- TASK TO CARRY OUT -
From the excerpt on the deterioration alert study, transcribe verbatim the passage starting at "Design, Setting, and" and ending at "November 16, 2022.".

- EXCERPT PROVIDED -
_ _ _ _ _

Design, Setting, and Participants
This cohort study used a regression discontinuity design that controlled for confounding and was based on Epic Deterioration Index (EDI; Epic Systems Corporation) prediction model scores. Compared with other observational research, the regression discontinuity design facilitates causal analysis. Hospitalized adults were included from 4 general internal medicine units in 1 academic hospital from January 17, 2021, through November 16, 2022.
Exposure
An artificial intelligence deterioration model–enabled intervention, consisting of alerts based on an EDI score threshold with an associated collaborative workflow among nurses and physicians.
Main Outcomes and Measures
The primary outcome was escalations in care, including rapid response team activation, transfer to the intensive care unit, or cardiopulmonary arrest during hospitalization.
Results
During the study, 9938 patients were admitted to 1 of the 4 units, with 963 patients (median [IQR] age, 76.1 [64.2-86.2] years; 498 males [52.3%]) included within the primary regression discontinuity analysis. The median (IQR) Elixhauser Comorbidity Index score in the primary analysis cohort was 10 (0-24). The intervention was associated with a −10.4–percentage point (95% CI, −20.1 to −0.8 percentage points; P = .03) absolute risk reduction in the primary outcome for patients at the EDI score threshold. There was no evidence of a discontinuity in measured confounders at the EDI score threshold.

_ _ _ _ _

- GIVEN ENTRIES -
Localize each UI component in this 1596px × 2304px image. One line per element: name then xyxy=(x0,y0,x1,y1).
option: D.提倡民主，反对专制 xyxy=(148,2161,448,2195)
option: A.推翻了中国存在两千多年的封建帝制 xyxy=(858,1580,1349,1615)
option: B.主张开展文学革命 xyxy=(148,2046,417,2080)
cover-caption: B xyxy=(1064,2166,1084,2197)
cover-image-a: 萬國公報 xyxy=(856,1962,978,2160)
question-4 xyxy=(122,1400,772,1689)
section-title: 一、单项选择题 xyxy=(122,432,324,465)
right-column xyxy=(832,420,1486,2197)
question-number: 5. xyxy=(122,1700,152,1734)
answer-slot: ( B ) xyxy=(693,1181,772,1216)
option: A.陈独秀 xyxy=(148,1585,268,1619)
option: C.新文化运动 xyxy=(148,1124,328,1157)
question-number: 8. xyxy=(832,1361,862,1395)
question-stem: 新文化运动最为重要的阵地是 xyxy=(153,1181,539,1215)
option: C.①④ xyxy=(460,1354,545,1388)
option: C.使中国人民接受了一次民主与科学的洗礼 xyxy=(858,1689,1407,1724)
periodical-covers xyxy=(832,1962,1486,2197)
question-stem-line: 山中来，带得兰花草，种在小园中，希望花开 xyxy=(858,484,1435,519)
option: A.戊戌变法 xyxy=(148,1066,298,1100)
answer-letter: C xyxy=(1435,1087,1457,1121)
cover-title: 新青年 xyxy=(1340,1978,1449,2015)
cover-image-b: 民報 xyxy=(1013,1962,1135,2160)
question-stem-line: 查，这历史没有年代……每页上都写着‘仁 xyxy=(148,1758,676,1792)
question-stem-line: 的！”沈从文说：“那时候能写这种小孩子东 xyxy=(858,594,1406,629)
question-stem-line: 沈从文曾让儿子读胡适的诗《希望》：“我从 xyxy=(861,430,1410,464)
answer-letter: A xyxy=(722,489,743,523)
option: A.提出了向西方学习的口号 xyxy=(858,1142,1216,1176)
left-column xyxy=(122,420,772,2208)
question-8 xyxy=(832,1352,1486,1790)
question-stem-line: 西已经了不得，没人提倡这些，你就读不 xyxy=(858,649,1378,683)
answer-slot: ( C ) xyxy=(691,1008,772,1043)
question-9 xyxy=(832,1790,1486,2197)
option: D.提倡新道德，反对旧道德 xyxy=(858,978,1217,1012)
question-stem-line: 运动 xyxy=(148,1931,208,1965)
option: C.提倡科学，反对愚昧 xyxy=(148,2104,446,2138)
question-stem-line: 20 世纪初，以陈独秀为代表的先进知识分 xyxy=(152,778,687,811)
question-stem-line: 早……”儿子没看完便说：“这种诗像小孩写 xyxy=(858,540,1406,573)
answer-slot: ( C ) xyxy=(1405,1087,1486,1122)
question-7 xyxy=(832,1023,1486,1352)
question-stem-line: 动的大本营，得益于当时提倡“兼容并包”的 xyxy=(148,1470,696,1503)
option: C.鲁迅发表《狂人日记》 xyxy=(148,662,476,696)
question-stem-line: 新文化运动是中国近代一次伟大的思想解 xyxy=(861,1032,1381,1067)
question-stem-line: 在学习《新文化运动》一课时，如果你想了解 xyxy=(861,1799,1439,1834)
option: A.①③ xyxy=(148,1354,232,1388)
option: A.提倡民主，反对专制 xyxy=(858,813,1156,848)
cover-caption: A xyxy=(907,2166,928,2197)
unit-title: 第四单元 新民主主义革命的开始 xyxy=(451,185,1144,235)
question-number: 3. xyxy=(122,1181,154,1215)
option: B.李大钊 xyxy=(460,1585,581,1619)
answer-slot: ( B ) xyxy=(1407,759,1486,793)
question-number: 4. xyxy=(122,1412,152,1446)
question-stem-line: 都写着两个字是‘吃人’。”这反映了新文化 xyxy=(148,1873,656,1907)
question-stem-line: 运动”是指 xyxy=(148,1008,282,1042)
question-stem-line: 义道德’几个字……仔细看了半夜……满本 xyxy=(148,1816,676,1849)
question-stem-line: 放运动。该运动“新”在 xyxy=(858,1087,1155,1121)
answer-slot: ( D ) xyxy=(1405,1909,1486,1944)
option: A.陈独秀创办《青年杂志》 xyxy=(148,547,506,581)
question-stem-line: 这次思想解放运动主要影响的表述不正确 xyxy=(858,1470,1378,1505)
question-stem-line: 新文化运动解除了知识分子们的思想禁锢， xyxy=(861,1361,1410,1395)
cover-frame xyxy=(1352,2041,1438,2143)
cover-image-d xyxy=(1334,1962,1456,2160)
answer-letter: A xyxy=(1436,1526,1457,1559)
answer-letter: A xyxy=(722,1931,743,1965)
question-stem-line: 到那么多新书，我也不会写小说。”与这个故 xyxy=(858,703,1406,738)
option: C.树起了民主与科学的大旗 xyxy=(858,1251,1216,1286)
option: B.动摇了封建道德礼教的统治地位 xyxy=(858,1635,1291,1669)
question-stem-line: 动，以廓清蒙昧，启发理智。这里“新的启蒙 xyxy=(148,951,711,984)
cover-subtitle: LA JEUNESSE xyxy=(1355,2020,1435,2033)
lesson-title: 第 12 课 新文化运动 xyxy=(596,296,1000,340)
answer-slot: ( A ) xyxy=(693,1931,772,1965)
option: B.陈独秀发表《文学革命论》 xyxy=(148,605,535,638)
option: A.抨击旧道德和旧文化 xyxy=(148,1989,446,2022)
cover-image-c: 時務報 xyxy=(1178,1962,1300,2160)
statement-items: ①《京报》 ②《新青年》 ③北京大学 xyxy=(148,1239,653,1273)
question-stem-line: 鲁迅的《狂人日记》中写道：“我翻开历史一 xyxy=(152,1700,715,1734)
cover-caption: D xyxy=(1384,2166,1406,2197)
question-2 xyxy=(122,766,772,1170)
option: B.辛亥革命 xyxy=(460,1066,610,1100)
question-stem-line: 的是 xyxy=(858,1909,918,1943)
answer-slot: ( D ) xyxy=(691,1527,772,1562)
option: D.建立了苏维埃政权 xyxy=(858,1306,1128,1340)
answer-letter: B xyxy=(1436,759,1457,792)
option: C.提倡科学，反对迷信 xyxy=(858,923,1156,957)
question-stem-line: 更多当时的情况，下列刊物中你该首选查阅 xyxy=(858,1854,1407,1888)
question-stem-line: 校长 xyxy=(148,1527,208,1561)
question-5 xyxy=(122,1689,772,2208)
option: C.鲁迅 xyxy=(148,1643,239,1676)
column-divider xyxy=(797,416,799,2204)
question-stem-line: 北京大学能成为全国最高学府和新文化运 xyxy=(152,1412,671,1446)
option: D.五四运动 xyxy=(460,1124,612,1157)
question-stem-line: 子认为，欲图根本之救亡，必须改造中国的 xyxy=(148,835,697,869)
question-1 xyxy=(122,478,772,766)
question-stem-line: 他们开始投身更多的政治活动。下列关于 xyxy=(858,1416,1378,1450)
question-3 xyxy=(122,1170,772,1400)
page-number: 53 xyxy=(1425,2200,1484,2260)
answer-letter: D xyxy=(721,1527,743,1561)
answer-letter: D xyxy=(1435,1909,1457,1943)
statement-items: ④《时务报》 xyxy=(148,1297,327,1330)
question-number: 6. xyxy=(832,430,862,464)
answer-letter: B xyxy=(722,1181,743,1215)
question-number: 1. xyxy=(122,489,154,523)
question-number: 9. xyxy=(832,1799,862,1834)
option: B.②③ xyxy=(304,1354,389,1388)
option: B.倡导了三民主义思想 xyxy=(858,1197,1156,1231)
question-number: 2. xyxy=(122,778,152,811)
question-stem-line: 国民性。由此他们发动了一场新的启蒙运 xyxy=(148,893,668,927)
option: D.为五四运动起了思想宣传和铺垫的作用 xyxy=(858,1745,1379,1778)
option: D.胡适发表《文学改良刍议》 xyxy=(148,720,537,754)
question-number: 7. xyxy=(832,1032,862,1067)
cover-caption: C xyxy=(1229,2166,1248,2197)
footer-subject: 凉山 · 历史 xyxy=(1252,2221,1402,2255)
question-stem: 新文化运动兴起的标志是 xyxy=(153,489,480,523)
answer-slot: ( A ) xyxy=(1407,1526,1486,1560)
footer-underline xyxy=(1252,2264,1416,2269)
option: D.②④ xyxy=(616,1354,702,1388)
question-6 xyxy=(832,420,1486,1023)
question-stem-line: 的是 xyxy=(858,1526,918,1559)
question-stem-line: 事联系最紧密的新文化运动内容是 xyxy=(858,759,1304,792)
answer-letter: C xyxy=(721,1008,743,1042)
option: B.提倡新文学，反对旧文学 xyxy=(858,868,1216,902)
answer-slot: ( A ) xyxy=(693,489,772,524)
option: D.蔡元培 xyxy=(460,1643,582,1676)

_ _ _ _ _

- WORKED SOLUTION -
Design, Setting, and Participants
This cohort study used a regression discontinuity design that controlled for confounding and was based on Epic Deterioration Index (EDI; Epic Systems Corporation) prediction model scores. Compared with other observational research, the regression discontinuity design facilitates causal analysis. Hospitalized adults were included from 4 general internal medicine units in 1 academic hospital from January 17, 2021, through November 16, 2022.